:: Challenge ::
Retype everything from the line containing "text-line: 2) в" down to the line containing "text-line: взаимодействия в" in the data below, keeping each line exactly as it appears.

--- Start ---

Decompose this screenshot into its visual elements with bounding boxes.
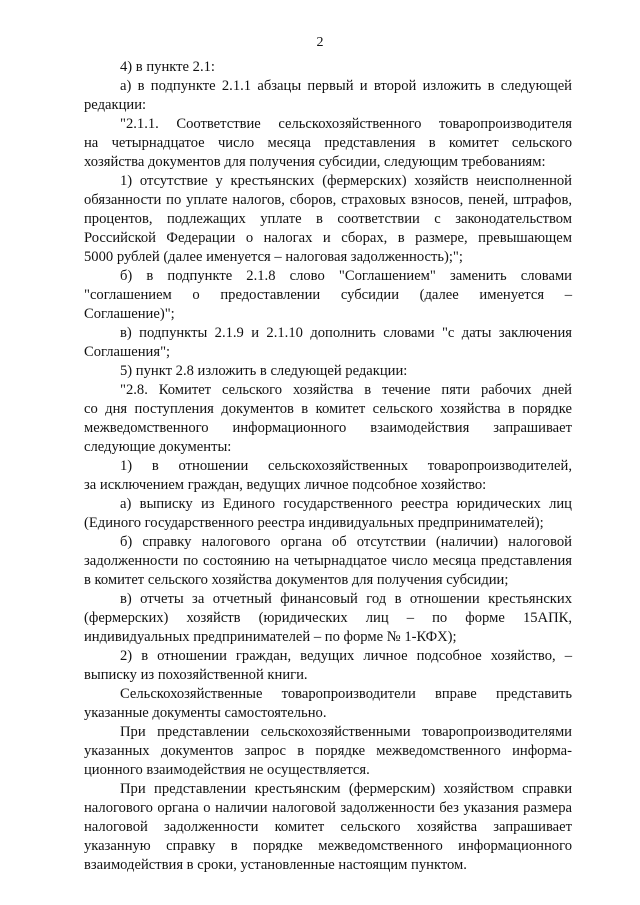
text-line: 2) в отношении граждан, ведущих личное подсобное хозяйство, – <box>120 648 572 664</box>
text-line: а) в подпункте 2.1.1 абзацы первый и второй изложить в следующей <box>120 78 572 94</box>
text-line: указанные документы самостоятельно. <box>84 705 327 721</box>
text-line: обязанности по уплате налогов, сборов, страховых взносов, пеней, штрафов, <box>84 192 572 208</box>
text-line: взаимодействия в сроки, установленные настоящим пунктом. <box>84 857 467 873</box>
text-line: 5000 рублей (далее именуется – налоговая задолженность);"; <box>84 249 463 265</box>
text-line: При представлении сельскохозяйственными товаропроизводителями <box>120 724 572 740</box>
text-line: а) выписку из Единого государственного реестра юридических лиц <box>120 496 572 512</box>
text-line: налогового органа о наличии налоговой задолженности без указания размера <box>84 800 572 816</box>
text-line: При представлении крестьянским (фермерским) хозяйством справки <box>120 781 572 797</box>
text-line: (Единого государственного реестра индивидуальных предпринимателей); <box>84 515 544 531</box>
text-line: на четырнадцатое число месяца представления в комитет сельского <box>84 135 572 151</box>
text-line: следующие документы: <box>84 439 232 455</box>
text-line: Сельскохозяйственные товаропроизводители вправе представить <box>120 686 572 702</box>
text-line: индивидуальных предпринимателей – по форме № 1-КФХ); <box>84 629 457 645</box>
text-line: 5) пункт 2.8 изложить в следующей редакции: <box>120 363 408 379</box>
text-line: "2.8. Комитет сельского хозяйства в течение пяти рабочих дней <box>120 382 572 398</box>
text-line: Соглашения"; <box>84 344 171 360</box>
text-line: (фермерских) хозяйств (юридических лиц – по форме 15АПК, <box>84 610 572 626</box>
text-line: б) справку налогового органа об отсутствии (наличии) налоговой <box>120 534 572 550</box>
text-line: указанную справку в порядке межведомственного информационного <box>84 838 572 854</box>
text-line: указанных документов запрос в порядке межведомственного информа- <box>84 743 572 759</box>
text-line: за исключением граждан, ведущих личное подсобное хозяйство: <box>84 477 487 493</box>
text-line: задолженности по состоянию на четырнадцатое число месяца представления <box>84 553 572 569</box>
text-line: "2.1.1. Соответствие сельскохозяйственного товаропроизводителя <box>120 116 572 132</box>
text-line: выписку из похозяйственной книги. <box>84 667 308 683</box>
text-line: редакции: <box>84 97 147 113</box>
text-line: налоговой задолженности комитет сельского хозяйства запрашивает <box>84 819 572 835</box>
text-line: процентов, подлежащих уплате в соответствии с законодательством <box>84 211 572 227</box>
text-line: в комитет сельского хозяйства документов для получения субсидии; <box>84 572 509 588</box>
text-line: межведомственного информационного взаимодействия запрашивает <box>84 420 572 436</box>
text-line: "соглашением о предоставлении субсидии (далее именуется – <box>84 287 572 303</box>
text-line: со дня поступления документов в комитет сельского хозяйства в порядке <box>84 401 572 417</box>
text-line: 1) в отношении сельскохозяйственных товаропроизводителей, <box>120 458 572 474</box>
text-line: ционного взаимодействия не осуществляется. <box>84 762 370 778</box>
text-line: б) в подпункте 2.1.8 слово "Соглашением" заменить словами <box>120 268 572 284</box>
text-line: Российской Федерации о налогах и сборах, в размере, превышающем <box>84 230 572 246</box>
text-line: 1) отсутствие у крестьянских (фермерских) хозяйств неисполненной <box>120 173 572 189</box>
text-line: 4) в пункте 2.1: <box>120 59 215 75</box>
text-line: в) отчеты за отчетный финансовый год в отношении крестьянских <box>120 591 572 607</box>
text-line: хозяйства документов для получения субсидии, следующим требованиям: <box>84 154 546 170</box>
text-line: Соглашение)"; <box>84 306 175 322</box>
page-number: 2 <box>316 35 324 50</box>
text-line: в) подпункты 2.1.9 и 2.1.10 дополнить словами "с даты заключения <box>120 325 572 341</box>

--- End ---
--- Start ---

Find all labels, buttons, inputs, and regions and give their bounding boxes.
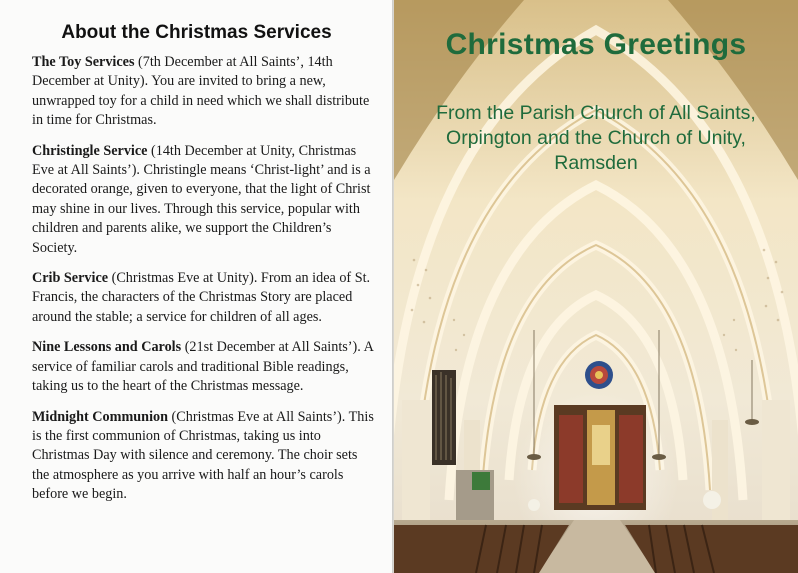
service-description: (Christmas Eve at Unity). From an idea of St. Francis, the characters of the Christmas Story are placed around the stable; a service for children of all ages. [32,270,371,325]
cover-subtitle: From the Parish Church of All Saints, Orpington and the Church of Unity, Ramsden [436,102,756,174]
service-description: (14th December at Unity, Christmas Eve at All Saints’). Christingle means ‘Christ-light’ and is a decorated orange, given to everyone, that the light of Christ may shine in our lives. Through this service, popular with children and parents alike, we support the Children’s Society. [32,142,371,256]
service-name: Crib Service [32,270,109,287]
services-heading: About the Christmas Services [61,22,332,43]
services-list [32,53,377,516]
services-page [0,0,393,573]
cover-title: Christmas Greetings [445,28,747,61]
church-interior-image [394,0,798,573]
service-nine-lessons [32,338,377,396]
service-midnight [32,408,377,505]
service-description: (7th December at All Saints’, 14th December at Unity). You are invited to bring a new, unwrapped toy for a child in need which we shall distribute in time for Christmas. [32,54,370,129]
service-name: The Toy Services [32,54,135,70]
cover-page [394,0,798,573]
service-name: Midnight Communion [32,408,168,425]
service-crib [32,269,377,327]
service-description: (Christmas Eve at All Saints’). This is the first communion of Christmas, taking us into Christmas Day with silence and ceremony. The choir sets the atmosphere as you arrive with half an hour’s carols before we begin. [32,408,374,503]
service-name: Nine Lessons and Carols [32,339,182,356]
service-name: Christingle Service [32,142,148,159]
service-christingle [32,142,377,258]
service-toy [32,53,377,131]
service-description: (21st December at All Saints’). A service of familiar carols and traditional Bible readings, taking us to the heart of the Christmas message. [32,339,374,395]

--- End ---
--- Start ---

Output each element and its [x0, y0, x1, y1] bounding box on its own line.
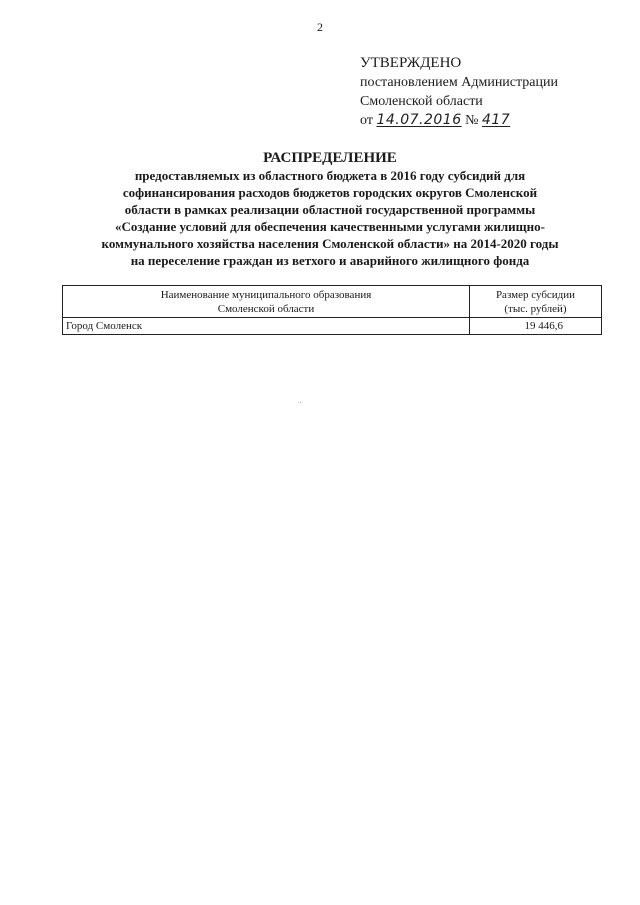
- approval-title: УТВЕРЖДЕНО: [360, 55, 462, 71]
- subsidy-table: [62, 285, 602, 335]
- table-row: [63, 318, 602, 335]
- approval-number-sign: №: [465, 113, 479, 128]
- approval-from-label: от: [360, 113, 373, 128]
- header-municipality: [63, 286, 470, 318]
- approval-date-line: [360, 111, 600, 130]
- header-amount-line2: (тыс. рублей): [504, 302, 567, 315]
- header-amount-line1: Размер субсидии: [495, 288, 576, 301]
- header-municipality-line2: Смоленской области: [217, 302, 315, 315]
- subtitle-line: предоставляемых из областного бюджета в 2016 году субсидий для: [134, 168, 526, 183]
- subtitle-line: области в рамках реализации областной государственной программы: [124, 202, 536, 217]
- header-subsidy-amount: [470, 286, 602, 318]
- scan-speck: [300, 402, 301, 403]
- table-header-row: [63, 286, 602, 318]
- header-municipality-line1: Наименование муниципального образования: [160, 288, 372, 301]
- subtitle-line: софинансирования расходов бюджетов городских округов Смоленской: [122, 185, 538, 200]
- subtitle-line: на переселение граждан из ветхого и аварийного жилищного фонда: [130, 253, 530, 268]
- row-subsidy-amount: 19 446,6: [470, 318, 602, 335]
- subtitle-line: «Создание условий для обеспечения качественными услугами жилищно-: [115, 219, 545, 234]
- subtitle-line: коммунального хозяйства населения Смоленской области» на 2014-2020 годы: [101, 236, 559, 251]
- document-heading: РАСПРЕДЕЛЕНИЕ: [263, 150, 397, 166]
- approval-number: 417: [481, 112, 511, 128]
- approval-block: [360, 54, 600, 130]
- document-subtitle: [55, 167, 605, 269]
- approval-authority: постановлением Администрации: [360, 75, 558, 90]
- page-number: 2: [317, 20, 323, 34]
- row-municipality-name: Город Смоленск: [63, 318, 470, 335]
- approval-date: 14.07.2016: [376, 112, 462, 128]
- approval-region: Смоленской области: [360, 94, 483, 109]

--- End ---

:: Response ::
text-line: 2) в отношении граждан, ведущих личное подсобное хозяйство, – <box>120 648 572 664</box>
text-line: а) в подпункте 2.1.1 абзацы первый и второй изложить в следующей <box>120 78 572 94</box>
text-line: указанные документы самостоятельно. <box>84 705 327 721</box>
text-line: обязанности по уплате налогов, сборов, страховых взносов, пеней, штрафов, <box>84 192 572 208</box>
text-line: взаимодействия в сроки, установленные настоящим пунктом. <box>84 857 467 873</box>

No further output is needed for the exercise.